## WHAT IS REQUIRED
From the entries that follow, list every line in which the string "with" appears.

(Data items)
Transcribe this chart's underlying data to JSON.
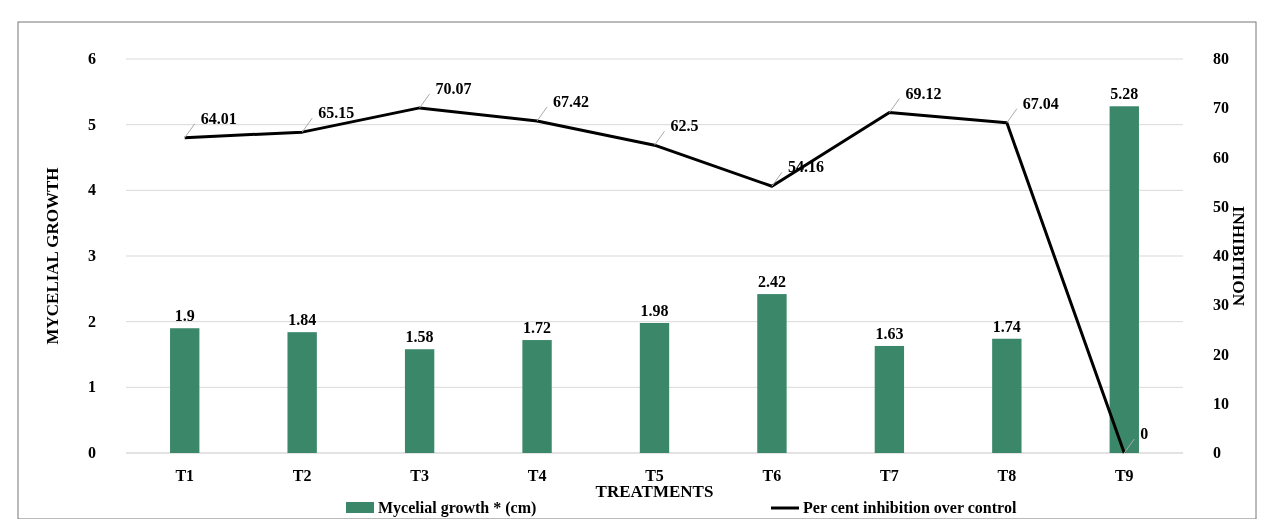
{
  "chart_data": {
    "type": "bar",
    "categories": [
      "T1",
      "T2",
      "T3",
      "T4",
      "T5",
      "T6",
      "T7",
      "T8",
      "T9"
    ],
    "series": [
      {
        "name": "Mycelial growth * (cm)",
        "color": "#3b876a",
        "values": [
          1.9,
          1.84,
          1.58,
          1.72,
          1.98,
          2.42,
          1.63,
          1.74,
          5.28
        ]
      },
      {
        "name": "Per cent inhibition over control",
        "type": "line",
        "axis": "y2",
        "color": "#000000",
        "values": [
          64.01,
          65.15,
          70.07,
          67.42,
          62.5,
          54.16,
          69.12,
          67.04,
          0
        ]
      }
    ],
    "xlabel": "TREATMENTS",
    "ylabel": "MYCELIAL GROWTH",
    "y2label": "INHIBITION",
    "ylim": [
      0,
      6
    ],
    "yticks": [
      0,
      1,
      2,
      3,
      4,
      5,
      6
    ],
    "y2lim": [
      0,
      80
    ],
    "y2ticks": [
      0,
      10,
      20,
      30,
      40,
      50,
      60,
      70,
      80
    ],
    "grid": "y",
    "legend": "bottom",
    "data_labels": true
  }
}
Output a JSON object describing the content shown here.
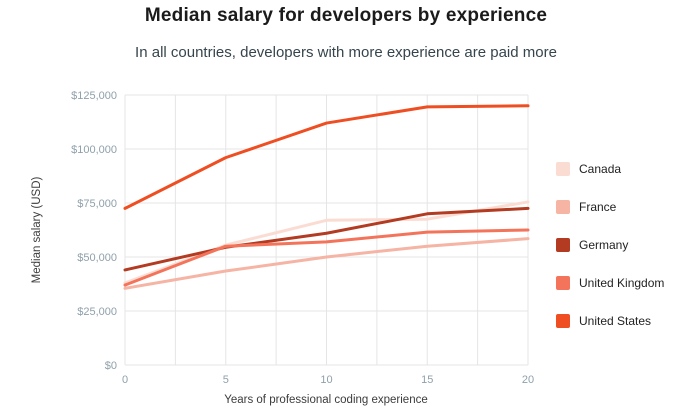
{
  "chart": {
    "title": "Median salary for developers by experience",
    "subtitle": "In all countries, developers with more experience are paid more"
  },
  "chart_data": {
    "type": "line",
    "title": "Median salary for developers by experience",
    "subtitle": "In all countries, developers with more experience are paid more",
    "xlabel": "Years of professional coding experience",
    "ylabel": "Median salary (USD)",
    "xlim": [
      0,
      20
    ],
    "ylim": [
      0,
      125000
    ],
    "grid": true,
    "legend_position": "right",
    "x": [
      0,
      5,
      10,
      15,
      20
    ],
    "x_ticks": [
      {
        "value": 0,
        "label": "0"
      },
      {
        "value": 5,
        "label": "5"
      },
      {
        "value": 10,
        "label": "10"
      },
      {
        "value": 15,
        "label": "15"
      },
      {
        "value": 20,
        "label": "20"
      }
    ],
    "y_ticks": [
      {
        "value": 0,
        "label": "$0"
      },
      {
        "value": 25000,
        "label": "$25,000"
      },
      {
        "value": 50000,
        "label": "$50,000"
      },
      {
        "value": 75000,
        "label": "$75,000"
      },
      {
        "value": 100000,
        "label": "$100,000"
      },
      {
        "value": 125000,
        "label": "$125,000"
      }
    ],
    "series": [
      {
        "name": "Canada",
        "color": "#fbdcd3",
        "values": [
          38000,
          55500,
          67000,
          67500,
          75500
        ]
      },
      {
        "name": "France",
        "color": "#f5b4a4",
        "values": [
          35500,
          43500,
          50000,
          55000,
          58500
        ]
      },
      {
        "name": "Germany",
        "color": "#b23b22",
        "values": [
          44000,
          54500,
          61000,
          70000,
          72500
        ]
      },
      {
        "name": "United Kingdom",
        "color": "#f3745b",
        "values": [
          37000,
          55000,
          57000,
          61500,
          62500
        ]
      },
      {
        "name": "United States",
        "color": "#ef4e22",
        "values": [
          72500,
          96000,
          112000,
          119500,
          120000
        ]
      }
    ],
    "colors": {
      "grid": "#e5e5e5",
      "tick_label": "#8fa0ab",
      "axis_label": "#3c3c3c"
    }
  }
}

## SOLVED PROBLEM
    "subtitle": "In all countries, developers with more experience are paid more"
    "subtitle": "In all countries, developers with more experience are paid more",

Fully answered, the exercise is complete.